## WORK TO DO
From the listing below, pull out all lines with "title" in them.

Data entries for graphics
## Start
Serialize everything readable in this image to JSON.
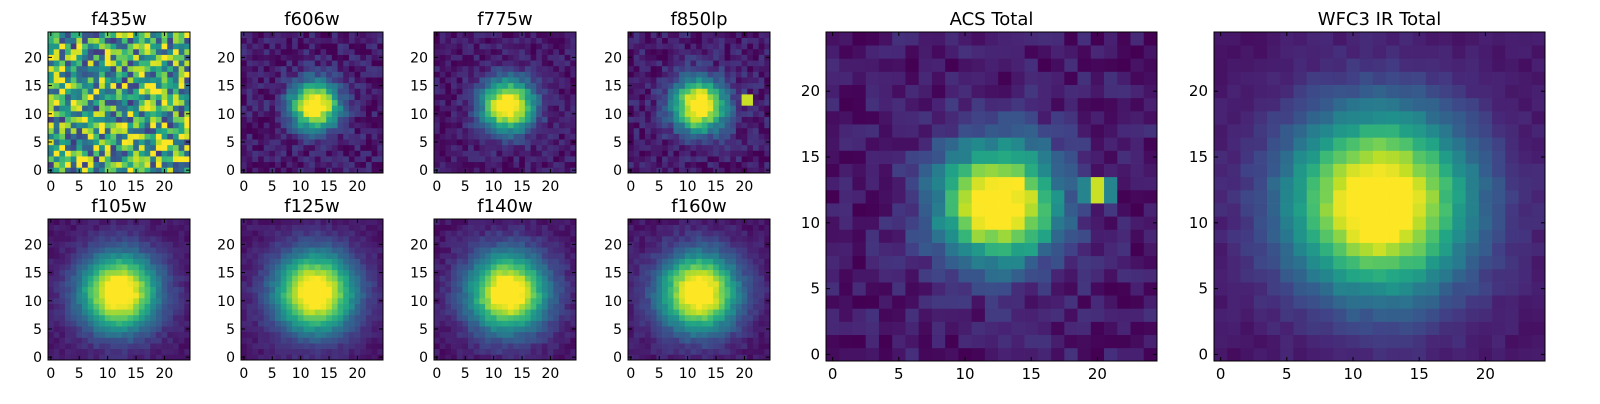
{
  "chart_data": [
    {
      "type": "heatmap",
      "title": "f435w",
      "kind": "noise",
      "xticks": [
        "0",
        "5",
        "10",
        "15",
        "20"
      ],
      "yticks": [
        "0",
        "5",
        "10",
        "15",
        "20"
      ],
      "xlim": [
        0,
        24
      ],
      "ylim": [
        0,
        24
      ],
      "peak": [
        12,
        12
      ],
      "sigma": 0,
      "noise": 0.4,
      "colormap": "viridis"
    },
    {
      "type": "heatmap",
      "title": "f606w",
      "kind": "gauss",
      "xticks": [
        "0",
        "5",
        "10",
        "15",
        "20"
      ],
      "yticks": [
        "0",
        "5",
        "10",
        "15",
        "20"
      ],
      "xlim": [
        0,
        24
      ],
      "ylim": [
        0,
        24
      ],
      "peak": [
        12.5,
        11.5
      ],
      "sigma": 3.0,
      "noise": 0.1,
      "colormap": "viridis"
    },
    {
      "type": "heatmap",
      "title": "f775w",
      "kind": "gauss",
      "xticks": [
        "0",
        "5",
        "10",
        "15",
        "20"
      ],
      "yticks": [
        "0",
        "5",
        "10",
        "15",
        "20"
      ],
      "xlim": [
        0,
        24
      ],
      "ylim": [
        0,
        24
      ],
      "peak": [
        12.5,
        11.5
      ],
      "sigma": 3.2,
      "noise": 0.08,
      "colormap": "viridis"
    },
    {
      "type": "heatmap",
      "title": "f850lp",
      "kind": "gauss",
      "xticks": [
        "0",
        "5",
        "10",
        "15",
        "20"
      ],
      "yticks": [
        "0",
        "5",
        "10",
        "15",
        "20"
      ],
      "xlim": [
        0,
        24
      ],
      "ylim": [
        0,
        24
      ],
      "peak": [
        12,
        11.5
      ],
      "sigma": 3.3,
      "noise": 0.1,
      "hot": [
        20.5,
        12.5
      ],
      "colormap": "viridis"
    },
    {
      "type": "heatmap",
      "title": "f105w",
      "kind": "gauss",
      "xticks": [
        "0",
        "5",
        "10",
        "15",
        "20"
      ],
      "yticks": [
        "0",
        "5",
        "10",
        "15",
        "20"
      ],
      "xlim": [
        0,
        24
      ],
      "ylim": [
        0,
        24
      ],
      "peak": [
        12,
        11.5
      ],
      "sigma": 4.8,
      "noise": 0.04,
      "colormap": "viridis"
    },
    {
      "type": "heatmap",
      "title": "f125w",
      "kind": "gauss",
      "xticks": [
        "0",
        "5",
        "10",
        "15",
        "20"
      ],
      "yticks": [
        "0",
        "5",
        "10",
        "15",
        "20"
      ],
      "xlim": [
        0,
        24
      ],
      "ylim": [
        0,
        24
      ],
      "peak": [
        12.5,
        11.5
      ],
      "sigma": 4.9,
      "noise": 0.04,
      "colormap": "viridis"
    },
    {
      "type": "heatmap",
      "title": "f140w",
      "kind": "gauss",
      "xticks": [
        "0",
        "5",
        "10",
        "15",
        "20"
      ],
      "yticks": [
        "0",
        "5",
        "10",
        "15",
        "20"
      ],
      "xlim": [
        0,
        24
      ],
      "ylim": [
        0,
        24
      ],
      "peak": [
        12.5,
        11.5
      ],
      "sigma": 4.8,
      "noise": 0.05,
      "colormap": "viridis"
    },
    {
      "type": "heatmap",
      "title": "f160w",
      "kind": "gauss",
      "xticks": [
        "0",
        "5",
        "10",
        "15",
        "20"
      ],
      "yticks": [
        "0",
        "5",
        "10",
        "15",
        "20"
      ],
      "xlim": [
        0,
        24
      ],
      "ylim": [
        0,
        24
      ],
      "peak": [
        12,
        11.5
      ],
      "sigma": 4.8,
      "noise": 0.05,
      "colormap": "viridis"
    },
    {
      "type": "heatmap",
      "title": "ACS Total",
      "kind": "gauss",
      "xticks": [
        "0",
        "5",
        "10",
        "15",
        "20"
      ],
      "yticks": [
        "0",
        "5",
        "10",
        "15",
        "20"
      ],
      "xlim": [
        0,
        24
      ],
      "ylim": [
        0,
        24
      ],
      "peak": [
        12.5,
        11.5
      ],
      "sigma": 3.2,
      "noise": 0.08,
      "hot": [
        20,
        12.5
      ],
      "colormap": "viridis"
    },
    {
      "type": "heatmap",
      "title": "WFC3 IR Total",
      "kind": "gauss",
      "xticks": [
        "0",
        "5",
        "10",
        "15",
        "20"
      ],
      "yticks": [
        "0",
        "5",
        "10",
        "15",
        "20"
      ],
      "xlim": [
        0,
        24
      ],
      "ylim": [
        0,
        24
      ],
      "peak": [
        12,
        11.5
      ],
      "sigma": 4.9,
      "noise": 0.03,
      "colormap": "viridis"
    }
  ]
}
## End
## Start
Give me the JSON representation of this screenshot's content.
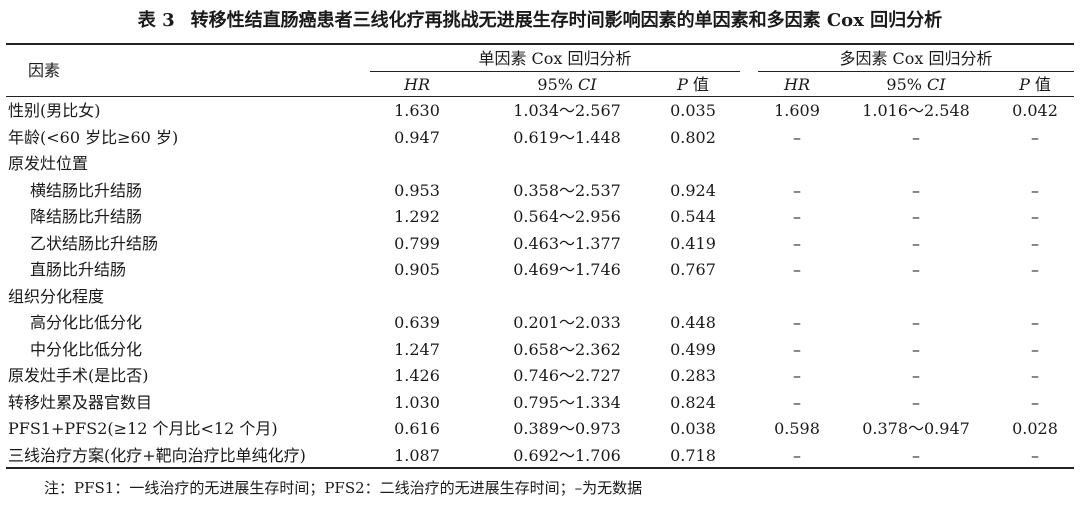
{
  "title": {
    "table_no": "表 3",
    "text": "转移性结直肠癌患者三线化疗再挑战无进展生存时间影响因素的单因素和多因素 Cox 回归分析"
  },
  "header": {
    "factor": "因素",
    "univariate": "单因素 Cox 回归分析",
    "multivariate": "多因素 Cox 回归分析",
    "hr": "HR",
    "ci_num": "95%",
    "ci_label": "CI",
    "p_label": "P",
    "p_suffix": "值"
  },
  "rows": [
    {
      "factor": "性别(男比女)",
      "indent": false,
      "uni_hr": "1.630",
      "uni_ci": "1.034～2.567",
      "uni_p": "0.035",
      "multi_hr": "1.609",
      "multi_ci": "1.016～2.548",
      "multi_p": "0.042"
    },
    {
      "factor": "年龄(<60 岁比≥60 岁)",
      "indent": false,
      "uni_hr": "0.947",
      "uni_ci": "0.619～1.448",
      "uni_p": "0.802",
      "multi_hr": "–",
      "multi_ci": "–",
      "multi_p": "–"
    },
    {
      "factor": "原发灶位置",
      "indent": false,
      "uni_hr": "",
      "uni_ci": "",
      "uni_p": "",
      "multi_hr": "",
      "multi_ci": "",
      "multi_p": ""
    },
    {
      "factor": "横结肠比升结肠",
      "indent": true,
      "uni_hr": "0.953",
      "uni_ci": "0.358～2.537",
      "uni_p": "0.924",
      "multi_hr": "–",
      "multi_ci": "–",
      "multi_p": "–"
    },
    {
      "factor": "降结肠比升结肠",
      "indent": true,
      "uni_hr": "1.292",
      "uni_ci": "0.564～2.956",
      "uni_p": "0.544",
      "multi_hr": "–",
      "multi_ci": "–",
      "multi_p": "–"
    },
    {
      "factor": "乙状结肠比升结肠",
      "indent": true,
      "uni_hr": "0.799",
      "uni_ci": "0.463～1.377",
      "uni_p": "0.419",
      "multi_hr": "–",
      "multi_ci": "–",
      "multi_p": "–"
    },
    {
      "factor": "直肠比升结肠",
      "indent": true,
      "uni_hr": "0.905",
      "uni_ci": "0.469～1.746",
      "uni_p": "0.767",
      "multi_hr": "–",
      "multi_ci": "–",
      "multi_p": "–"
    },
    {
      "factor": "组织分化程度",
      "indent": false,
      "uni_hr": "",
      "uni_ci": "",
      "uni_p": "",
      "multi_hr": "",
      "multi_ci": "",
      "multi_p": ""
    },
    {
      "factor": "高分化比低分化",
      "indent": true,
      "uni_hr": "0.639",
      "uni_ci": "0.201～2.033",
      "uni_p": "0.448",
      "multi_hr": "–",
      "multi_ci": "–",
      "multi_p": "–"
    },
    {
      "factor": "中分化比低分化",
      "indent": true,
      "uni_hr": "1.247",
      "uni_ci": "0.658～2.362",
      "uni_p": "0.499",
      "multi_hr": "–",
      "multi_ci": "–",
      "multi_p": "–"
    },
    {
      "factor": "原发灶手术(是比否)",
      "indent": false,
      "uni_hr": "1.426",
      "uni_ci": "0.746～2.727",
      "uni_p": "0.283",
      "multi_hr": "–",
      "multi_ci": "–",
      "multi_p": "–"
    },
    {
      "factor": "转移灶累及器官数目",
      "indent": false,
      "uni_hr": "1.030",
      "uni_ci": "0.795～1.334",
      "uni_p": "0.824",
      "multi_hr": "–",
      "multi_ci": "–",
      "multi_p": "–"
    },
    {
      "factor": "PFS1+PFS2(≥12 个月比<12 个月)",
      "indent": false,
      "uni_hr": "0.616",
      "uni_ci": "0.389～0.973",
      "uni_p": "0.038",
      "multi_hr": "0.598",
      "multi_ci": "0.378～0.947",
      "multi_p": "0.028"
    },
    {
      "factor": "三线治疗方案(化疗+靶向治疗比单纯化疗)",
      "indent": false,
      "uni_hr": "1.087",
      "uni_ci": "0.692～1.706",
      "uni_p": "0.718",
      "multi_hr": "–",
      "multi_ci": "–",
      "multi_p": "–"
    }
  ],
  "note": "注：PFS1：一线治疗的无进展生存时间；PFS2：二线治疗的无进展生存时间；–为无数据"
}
## End
## RESPONSE TO THIS TASK
      "title": "f435w",
      "title": "f606w",
      "title": "f775w",
      "title": "f850lp",
      "title": "f105w",
      "title": "f125w",
      "title": "f140w",
      "title": "f160w",
      "title": "ACS Total",
      "title": "WFC3 IR Total",
  "title": {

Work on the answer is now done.